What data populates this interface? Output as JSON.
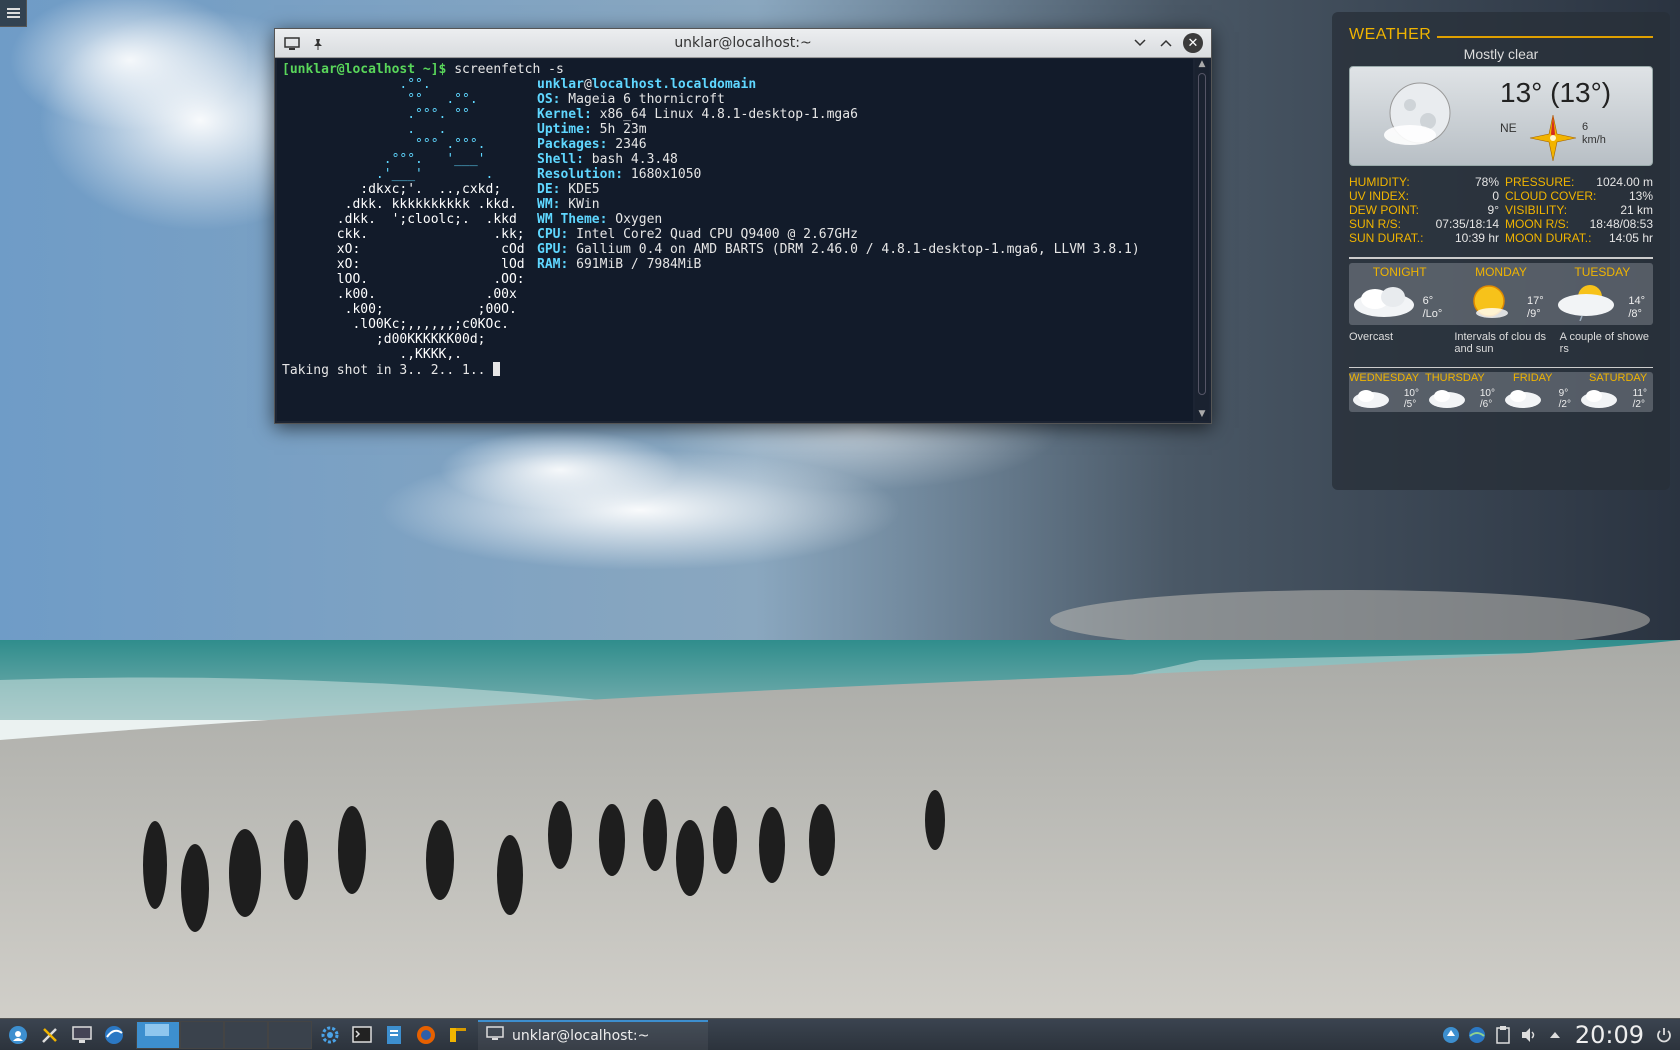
{
  "terminal": {
    "title": "unklar@localhost:~",
    "prompt": "[unklar@localhost ~]$",
    "command": " screenfetch -s",
    "user": "unklar",
    "at": "@",
    "host": "localhost.localdomain",
    "info": [
      {
        "label": "OS:",
        "value": " Mageia 6 thornicroft"
      },
      {
        "label": "Kernel:",
        "value": " x86_64 Linux 4.8.1-desktop-1.mga6"
      },
      {
        "label": "Uptime:",
        "value": " 5h 23m"
      },
      {
        "label": "Packages:",
        "value": " 2346"
      },
      {
        "label": "Shell:",
        "value": " bash 4.3.48"
      },
      {
        "label": "Resolution:",
        "value": " 1680x1050"
      },
      {
        "label": "DE:",
        "value": " KDE5"
      },
      {
        "label": "WM:",
        "value": " KWin"
      },
      {
        "label": "WM Theme:",
        "value": " Oxygen"
      },
      {
        "label": "CPU:",
        "value": " Intel Core2 Quad CPU Q9400 @ 2.67GHz"
      },
      {
        "label": "GPU:",
        "value": " Gallium 0.4 on AMD BARTS (DRM 2.46.0 / 4.8.1-desktop-1.mga6, LLVM 3.8.1)"
      },
      {
        "label": "RAM:",
        "value": " 691MiB / 7984MiB"
      }
    ],
    "logo": [
      "               .°°.",
      "                °°   .°°.",
      "                .°°°. °°",
      "                .   .",
      "                 °°° .°°°.",
      "             .°°°.   '___'",
      "            .'___'        .",
      "          :dkxc;'.  ..,cxkd;",
      "        .dkk. kkkkkkkkkk .kkd.",
      "       .dkk.  ';cloolc;.  .kkd",
      "       ckk.                .kk;",
      "       xO:                  cOd",
      "       xO:                  lOd",
      "       lOO.                .OO:",
      "       .k00.              .00x",
      "        .k00;            ;00O.",
      "         .lO0Kc;,,,,,,;c0KOc.",
      "            ;d00KKKKKK00d;",
      "               .,KKKK,."
    ],
    "footer": "Taking shot in 3.. 2.. 1.. "
  },
  "weather": {
    "title": "WEATHER",
    "condition": "Mostly clear",
    "temp": "13° (13°)",
    "wind_dir": "NE",
    "wind_speed": "6",
    "wind_unit": "km/h",
    "details_left": [
      {
        "label": "HUMIDITY:",
        "value": "78%"
      },
      {
        "label": "UV INDEX:",
        "value": "0"
      },
      {
        "label": "DEW POINT:",
        "value": "9°"
      },
      {
        "label": "SUN R/S:",
        "value": "07:35/18:14"
      },
      {
        "label": "SUN DURAT.:",
        "value": "10:39 hr"
      }
    ],
    "details_right": [
      {
        "label": "PRESSURE:",
        "value": "1024.00 m"
      },
      {
        "label": "CLOUD COVER:",
        "value": "13%"
      },
      {
        "label": "VISIBILITY:",
        "value": "21 km"
      },
      {
        "label": "MOON R/S:",
        "value": "18:48/08:53"
      },
      {
        "label": "MOON DURAT.:",
        "value": "14:05 hr"
      }
    ],
    "days": [
      {
        "name": "TONIGHT",
        "hi": "6°",
        "lo": "/Lo°",
        "desc": "Overcast"
      },
      {
        "name": "MONDAY",
        "hi": "17°",
        "lo": "/9°",
        "desc": "Intervals of clou ds and sun"
      },
      {
        "name": "TUESDAY",
        "hi": "14°",
        "lo": "/8°",
        "desc": "A couple of showe rs"
      }
    ],
    "week": [
      {
        "name": "WEDNESDAY",
        "hi": "10°",
        "lo": "/5°"
      },
      {
        "name": "THURSDAY",
        "hi": "10°",
        "lo": "/6°"
      },
      {
        "name": "FRIDAY",
        "hi": "9°",
        "lo": "/2°"
      },
      {
        "name": "SATURDAY",
        "hi": "11°",
        "lo": "/2°"
      }
    ]
  },
  "taskbar": {
    "task_label": "unklar@localhost:~",
    "clock": "20:09"
  },
  "colors": {
    "accent": "#3d8fcf",
    "weather_label": "#f0b400",
    "prompt": "#59d65a",
    "info_label": "#5fd7ff"
  }
}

**WHAT YOU WILL DO**
Among the lines of the material above, how many include the string "desc"? Report only that number.

**OUTPUT FOR THIS TASK**
3